Requirement -
Please give the listing again in its entirety, exactly as written.

Recorded data -
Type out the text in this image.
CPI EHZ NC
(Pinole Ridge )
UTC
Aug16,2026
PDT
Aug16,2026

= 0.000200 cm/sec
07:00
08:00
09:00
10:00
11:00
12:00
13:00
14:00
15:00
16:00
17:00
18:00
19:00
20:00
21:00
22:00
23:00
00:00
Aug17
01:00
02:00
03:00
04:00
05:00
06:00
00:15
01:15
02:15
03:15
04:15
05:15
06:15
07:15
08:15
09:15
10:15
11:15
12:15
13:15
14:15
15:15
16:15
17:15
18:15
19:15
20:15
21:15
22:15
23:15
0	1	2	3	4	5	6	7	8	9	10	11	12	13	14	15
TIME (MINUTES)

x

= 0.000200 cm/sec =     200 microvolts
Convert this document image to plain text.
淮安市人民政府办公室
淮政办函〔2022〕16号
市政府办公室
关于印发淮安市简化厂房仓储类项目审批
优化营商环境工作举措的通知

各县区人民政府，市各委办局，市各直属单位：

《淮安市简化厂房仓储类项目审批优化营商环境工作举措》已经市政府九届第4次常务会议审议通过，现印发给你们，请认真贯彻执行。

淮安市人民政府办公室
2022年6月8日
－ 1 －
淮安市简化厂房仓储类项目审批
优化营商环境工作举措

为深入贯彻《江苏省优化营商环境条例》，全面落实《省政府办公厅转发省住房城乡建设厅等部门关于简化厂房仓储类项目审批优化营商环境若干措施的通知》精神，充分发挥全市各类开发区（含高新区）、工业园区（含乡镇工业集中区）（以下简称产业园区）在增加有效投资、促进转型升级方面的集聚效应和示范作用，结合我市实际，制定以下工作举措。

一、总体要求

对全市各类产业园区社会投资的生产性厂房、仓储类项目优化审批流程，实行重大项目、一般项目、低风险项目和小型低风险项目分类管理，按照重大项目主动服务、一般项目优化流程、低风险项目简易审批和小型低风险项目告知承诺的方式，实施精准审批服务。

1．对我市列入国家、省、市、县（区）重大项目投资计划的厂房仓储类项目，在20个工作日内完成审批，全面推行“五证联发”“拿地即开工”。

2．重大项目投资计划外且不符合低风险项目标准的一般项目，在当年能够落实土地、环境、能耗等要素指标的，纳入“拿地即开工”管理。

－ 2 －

Full output -
Type out the text in this image.
CPI EHZ NC
(Pinole Ridge )
UTC
Aug16,2026
PDT
Aug16,2026

= 0.000200 cm/sec
07:00
08:00
09:00
10:00
11:00
12:00
13:00
14:00
15:00
16:00
17:00
18:00
19:00
20:00
21:00
22:00
23:00
00:00
Aug17
01:00
02:00
03:00
04:00
05:00
06:00
00:15
01:15
02:15
03:15
04:15
05:15
06:15
07:15
08:15
09:15
10:15
11:15
12:15
13:15
14:15
15:15
16:15
17:15
18:15
19:15
20:15
21:15
22:15
23:15
0	1	2	3	4	5	6	7	8	9	10	11	12	13	14	15
TIME (MINUTES)

x

= 0.000200 cm/sec =     200 microvolts
Convert this document image to plain text.
淮安市人民政府办公室
淮政办函〔2022〕16号
市政府办公室
关于印发淮安市简化厂房仓储类项目审批
优化营商环境工作举措的通知

各县区人民政府，市各委办局，市各直属单位：

《淮安市简化厂房仓储类项目审批优化营商环境工作举措》已经市政府九届第4次常务会议审议通过，现印发给你们，请认真贯彻执行。

淮安市人民政府办公室
2022年6月8日
－ 1 －
淮安市简化厂房仓储类项目审批
优化营商环境工作举措

为深入贯彻《江苏省优化营商环境条例》，全面落实《省政府办公厅转发省住房城乡建设厅等部门关于简化厂房仓储类项目审批优化营商环境若干措施的通知》精神，充分发挥全市各类开发区（含高新区）、工业园区（含乡镇工业集中区）（以下简称产业园区）在增加有效投资、促进转型升级方面的集聚效应和示范作用，结合我市实际，制定以下工作举措。

一、总体要求

对全市各类产业园区社会投资的生产性厂房、仓储类项目优化审批流程，实行重大项目、一般项目、低风险项目和小型低风险项目分类管理，按照重大项目主动服务、一般项目优化流程、低风险项目简易审批和小型低风险项目告知承诺的方式，实施精准审批服务。

1．对我市列入国家、省、市、县（区）重大项目投资计划的厂房仓储类项目，在20个工作日内完成审批，全面推行“五证联发”“拿地即开工”。

2．重大项目投资计划外且不符合低风险项目标准的一般项目，在当年能够落实土地、环境、能耗等要素指标的，纳入“拿地即开工”管理。

－ 2 －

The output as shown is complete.